## DOCUMENTO

Introdotto dalla Uefa nel 2009, in realtà non è ancora entrato in vigore. Il Napoli è quarto nella classifica del Fair play finanziario.

Oggi i tifosi parlano e (soprattutto sui social) scrivono tanto dei bilanci delle società di calcio. Il motivo è uno solo: il calciomercato!

Il tifoso vuol sapere se la propria società è in grado di comprare i campioni che lui sogna. Si dirà che è sempre stato così, tuttavia l’era dei presidenti mecenati è finita, almeno in Italia, e il tifoso ha iniziato a domandarsi perché il proprio club non può più comprare i campioni. In questo scenario, si è inserito il Regolamento del Fair Play Finanziario, un progetto introdotto dal Comitato Esecutivo Uefa nel settembre 2009, che costringe i club ad adottare una filosofia gestionale basata sull’autofinanziamento e quindi di prestare la massima attenzione ai ricavi e ai costi, perché le società devono acquisire l’attitudine a durare nel tempo, basandosi sulle proprie forze.

In effetti il progetto (allo stato ancora non è entrato a regime) risponde a delle logiche che tendono a preservare una “sana” competizione in un settore che fa della competizione la sua ragion d’essere. In sintesi, i club devono competere utilizzando le risorse economiche che hanno a disposizione. Il ricorso all’indebitamento eccessivo è equiparabile all’uso del doping che falsa le competizioni. La competizione deve svolgersi contando esclusivamente sulle proprie forze senza avvalersi di aiuti esterni di qualsiasi genere.

Occorre impedire, come avvenuto nel passato (Lazio, Parma, Olympique Marsiglia ), che un club allestisca una squadra competitiva promettendo di elargire enormi quantità di denaro sia ai calciatori che ai club di provenienza, senza poi essere in grado di onorare l’impegno.

Però il Regolamento del Fair play finanziario deve essere giudicato quando entrerà nella fase a regime. Siamo ancora nel periodo transitorio e gli effetti ancora non si sono fatti sentire. Sono stati sicuramente raggiunti degli accordi con molti club che hanno evidenziato delle criticità. Negli accordi, ovviamente accettati dalle società calcistiche, è sempre previsto l’impegno a mettersi in regola entro un determinato periodo.

Ad ogni modo in questa fase di implementazione graduale sono state già introdotte delle regole basiche, alcune delle quali ci lasciano un po’ perplessi:

  1. Le squadre che si qualificano per le competizioni della Uefa devono dimostrare di non avere debiti insoluti verso altre società, giocatori e altre entità sociali e fiscali per tutta la stagione. Perfetto!
  2. Nel 2013 i club sono tenuti a bilanciare le spese con i ricavi e ridurre i debiti. Molto bene!

Voci di dati raccolte
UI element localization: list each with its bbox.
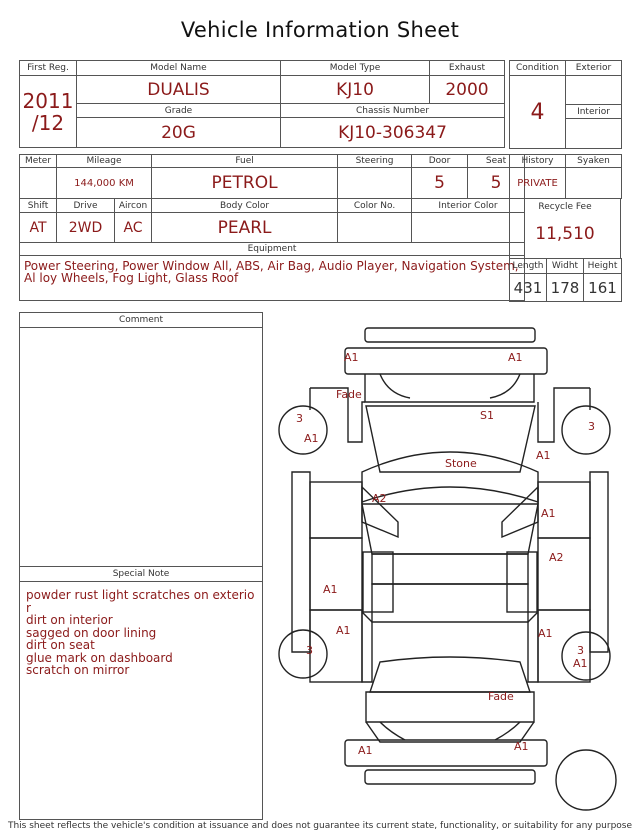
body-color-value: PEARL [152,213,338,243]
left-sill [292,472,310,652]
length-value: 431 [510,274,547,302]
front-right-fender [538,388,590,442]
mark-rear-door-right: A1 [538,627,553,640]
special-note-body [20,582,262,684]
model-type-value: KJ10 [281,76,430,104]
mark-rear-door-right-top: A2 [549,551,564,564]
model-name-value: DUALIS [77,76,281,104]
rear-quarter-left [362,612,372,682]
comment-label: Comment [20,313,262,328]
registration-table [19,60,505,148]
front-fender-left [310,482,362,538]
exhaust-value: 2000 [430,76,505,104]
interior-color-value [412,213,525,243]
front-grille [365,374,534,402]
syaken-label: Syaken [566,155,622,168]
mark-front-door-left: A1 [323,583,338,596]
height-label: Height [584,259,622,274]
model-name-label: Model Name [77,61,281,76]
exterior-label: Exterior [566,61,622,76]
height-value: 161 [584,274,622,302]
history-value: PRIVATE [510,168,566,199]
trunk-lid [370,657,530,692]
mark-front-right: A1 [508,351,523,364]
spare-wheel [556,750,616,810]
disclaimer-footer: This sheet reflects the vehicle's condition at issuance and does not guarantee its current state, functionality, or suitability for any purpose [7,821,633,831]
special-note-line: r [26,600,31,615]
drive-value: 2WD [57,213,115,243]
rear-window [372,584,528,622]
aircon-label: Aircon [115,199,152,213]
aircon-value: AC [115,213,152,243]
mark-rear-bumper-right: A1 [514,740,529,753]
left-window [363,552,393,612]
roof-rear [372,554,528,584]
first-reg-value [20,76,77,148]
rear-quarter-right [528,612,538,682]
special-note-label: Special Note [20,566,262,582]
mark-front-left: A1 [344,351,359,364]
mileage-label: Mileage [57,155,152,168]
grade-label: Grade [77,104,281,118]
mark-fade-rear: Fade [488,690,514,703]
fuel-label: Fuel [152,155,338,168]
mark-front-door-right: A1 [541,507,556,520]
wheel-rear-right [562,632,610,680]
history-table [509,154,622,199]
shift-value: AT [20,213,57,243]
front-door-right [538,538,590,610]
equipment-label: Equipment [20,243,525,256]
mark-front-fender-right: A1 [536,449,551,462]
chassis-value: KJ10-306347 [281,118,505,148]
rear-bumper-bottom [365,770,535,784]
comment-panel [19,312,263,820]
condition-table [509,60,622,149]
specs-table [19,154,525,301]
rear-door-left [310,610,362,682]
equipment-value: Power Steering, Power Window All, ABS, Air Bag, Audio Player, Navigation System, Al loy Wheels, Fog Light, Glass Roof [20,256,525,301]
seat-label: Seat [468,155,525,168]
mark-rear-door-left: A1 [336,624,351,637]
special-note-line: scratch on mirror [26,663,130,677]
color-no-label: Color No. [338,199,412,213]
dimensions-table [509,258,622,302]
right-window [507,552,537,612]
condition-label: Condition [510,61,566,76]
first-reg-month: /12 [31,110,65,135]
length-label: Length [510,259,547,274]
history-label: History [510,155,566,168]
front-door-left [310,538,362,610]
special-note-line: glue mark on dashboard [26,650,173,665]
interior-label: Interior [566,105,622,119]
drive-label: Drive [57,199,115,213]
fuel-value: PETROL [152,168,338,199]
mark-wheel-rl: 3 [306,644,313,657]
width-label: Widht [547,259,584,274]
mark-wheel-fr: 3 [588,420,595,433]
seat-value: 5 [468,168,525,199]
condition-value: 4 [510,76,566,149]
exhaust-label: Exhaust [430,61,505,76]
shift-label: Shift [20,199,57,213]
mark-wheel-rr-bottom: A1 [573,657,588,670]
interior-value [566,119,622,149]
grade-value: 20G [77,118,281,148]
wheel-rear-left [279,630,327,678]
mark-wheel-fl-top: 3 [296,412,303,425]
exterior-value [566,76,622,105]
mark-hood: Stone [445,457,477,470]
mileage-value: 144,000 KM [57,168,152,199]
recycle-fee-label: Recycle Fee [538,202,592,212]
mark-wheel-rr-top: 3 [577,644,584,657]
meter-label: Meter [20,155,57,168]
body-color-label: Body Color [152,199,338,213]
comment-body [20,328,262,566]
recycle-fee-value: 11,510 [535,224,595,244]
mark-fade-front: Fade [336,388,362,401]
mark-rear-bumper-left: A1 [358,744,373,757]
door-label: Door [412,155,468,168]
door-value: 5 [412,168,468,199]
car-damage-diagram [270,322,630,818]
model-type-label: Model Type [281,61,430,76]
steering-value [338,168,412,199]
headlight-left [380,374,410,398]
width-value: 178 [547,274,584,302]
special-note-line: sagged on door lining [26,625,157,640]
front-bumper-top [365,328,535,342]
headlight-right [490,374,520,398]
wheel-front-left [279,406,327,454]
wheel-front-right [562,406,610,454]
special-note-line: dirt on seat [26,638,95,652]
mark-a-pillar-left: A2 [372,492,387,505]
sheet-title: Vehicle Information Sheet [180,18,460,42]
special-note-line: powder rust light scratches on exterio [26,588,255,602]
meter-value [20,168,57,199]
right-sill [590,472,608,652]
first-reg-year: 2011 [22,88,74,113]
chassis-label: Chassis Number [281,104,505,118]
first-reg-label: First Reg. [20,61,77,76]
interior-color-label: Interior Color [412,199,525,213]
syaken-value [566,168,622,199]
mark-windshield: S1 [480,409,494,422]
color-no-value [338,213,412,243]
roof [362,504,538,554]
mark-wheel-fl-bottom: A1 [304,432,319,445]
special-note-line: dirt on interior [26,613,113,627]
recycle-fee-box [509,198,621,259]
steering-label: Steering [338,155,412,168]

## COMPITI
1 > Chi ha introdotto il Regolamento del Fair Play Finanziario, secondo il testo, e in quale mese e anno?
2 > Prosegui il testo sul Fair play finanziario dal punto in cui si interrompe.
Le voci raccolte non hanno alcun legame con il testo.

## RISPOSTE PER COMPITO
1 > Il Comitato Esecutivo Uefa, nel settembre 2009.

2 >
  3. Nel 2015 i limiti del Fair play finanziario  sono stati modificati per incentivare gli investimenti: le spese per le costruzioni di stadi, di infrastrutture per gli allenamenti e per i settori giovanili e femminili sono state escluse dalla verifica dei bilanci. E qui qualche riflessione la farei sui rischi di falsificazione dei bilanci insiti nella gestione dei vivai, tema che affronteremo più approfonditamente nelle prossime puntate della rubrica
  4. Esiste anche una particolare tolleranza nei confronti dei club che necessitano di una ristrutturazione d’impresa, che affrontano gravi problemi economici e che sono alle prese con problemi che dipendono dalla loro regione di appartenenza. In questo caso, trattandosi di analisi soggettive, chi garantisce che non si attui una politica di “figli e figliastri”? Ad esempio privilegiando “politicamente” con il silenzio qualche club tedesco e invece stigmatizzando le sanzioni inflitte a squadre turche (il Galatasaray è stato escluso per un anno dalle coppe europee per non aver rispettato i parametri previsti dal Fair play finanziario e per non aver raggiunto gli obiettivi concordati con la Uefa dopo le prime sanzioni)?
  5. Ai club è concesso spendere fino a 5 milioni di euro in più di quanto hanno guadagnato nel periodo di tre stagioni valutato dalla Uefa: chi sfora i 5 milioni non incorre in sanzioni se rimane entro i trenta milioni e se successivamente la proprietà provvede a coprire i debiti. Successivamente? Occorre un termine preciso altrimenti 30 milioni da ricapitalizzare sono tanti!
  6. Ma per avere una idea del fenomeno dobbiamo far presente ai nostri lettori che gli ultimi dati analizzati attestano che il debito calcistico si aggira su 1,6 miliardi di euro e che è in crescita del 36%, mentre il 75% delle società non riesce a far pareggiare il bilancio!!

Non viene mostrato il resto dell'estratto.